REQUIRED WORK: Repeat, exactly and completely, the entries shown underneath.

ENTRIES:
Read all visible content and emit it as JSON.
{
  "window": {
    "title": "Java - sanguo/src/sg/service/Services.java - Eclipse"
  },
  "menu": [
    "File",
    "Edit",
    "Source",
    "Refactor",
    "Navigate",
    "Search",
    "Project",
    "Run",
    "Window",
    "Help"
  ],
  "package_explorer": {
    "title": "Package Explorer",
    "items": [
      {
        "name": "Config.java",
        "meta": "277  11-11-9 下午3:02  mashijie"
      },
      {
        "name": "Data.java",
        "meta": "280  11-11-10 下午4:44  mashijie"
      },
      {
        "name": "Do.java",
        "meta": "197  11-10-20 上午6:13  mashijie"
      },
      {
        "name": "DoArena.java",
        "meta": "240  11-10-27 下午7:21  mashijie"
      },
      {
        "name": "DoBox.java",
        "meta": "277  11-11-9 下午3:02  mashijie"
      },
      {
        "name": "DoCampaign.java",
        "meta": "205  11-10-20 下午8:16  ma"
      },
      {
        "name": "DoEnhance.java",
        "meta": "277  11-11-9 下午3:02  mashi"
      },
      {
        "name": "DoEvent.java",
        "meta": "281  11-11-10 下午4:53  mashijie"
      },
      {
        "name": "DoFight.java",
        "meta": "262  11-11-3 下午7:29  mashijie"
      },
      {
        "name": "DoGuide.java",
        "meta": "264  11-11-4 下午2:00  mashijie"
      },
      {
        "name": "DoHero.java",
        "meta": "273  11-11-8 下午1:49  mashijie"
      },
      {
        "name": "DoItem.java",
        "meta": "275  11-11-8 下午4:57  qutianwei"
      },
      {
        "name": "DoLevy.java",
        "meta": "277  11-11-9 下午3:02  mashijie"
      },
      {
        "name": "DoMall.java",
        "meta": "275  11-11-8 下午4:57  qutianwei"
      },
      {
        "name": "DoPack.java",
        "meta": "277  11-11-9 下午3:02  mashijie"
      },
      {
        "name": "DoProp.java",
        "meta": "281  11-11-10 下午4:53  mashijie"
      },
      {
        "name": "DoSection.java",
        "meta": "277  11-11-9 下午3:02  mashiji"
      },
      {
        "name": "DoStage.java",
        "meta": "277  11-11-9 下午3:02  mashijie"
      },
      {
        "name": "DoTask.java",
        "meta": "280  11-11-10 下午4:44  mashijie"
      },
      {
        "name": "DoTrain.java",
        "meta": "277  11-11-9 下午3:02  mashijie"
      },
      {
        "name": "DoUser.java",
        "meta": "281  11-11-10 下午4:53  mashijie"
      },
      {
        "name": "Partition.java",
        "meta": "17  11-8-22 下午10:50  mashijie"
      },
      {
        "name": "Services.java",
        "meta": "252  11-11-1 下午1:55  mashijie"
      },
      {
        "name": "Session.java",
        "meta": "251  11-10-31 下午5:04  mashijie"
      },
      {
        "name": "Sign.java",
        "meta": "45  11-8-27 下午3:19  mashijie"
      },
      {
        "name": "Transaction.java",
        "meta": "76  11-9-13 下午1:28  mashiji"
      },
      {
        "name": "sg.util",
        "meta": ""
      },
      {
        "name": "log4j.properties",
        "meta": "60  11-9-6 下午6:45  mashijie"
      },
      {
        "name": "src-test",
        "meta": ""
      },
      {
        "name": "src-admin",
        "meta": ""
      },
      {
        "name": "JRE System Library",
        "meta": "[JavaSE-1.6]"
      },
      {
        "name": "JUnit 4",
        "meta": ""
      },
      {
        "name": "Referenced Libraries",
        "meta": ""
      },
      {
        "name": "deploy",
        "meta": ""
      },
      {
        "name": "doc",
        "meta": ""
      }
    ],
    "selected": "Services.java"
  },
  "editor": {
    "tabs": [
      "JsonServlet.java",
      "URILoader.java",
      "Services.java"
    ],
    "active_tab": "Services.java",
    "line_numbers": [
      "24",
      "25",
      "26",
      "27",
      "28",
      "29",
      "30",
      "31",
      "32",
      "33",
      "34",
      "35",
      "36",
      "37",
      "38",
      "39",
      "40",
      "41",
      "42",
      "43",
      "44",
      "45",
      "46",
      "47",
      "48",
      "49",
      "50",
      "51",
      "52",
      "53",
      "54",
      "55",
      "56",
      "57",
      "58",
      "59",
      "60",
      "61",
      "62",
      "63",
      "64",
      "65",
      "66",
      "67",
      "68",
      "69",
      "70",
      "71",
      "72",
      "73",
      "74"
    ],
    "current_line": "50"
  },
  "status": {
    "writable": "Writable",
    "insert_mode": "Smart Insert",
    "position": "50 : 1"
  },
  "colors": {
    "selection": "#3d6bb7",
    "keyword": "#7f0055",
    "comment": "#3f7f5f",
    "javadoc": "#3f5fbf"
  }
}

RESULT FOR THIS TASK:
Read all visible content and emit it as JSON.
{
  "window": {
    "title": "Java - sanguo/src/sg/service/Services.java - Eclipse"
  },
  "menu": [
    "File",
    "Edit",
    "Source",
    "Refactor",
    "Navigate",
    "Search",
    "Project",
    "Run",
    "Window",
    "Help"
  ],
  "package_explorer": {
    "title": "Package Explorer",
    "items": [
      {
        "name": "Config.java",
        "meta": "277  11-11-9 下午3:02  mashijie"
      },
      {
        "name": "Data.java",
        "meta": "280  11-11-10 下午4:44  mashijie"
      },
      {
        "name": "Do.java",
        "meta": "197  11-10-20 上午6:13  mashijie"
      },
      {
        "name": "DoArena.java",
        "meta": "240  11-10-27 下午7:21  mashijie"
      },
      {
        "name": "DoBox.java",
        "meta": "277  11-11-9 下午3:02  mashijie"
      },
      {
        "name": "DoCampaign.java",
        "meta": "205  11-10-20 下午8:16  ma"
      },
      {
        "name": "DoEnhance.java",
        "meta": "277  11-11-9 下午3:02  mashi"
      },
      {
        "name": "DoEvent.java",
        "meta": "281  11-11-10 下午4:53  mashijie"
      },
      {
        "name": "DoFight.java",
        "meta": "262  11-11-3 下午7:29  mashijie"
      },
      {
        "name": "DoGuide.java",
        "meta": "264  11-11-4 下午2:00  mashijie"
      },
      {
        "name": "DoHero.java",
        "meta": "273  11-11-8 下午1:49  mashijie"
      },
      {
        "name": "DoItem.java",
        "meta": "275  11-11-8 下午4:57  qutianwei"
      },
      {
        "name": "DoLevy.java",
        "meta": "277  11-11-9 下午3:02  mashijie"
      },
      {
        "name": "DoMall.java",
        "meta": "275  11-11-8 下午4:57  qutianwei"
      },
      {
        "name": "DoPack.java",
        "meta": "277  11-11-9 下午3:02  mashijie"
      },
      {
        "name": "DoProp.java",
        "meta": "281  11-11-10 下午4:53  mashijie"
      },
      {
        "name": "DoSection.java",
        "meta": "277  11-11-9 下午3:02  mashiji"
      },
      {
        "name": "DoStage.java",
        "meta": "277  11-11-9 下午3:02  mashijie"
      },
      {
        "name": "DoTask.java",
        "meta": "280  11-11-10 下午4:44  mashijie"
      },
      {
        "name": "DoTrain.java",
        "meta": "277  11-11-9 下午3:02  mashijie"
      },
      {
        "name": "DoUser.java",
        "meta": "281  11-11-10 下午4:53  mashijie"
      },
      {
        "name": "Partition.java",
        "meta": "17  11-8-22 下午10:50  mashijie"
      },
      {
        "name": "Services.java",
        "meta": "252  11-11-1 下午1:55  mashijie"
      },
      {
        "name": "Session.java",
        "meta": "251  11-10-31 下午5:04  mashijie"
      },
      {
        "name": "Sign.java",
        "meta": "45  11-8-27 下午3:19  mashijie"
      },
      {
        "name": "Transaction.java",
        "meta": "76  11-9-13 下午1:28  mashiji"
      },
      {
        "name": "sg.util",
        "meta": ""
      },
      {
        "name": "log4j.properties",
        "meta": "60  11-9-6 下午6:45  mashijie"
      },
      {
        "name": "src-test",
        "meta": ""
      },
      {
        "name": "src-admin",
        "meta": ""
      },
      {
        "name": "JRE System Library",
        "meta": "[JavaSE-1.6]"
      },
      {
        "name": "JUnit 4",
        "meta": ""
      },
      {
        "name": "Referenced Libraries",
        "meta": ""
      },
      {
        "name": "deploy",
        "meta": ""
      },
      {
        "name": "doc",
        "meta": ""
      }
    ],
    "selected": "Services.java"
  },
  "editor": {
    "tabs": [
      "JsonServlet.java",
      "URILoader.java",
      "Services.java"
    ],
    "active_tab": "Services.java",
    "line_numbers": [
      "24",
      "25",
      "26",
      "27",
      "28",
      "29",
      "30",
      "31",
      "32",
      "33",
      "34",
      "35",
      "36",
      "37",
      "38",
      "39",
      "40",
      "41",
      "42",
      "43",
      "44",
      "45",
      "46",
      "47",
      "48",
      "49",
      "50",
      "51",
      "52",
      "53",
      "54",
      "55",
      "56",
      "57",
      "58",
      "59",
      "60",
      "61",
      "62",
      "63",
      "64",
      "65",
      "66",
      "67",
      "68",
      "69",
      "70",
      "71",
      "72",
      "73",
      "74"
    ],
    "current_line": "50"
  },
  "status": {
    "writable": "Writable",
    "insert_mode": "Smart Insert",
    "position": "50 : 1"
  },
  "colors": {
    "selection": "#3d6bb7",
    "keyword": "#7f0055",
    "comment": "#3f7f5f",
    "javadoc": "#3f5fbf"
  }
}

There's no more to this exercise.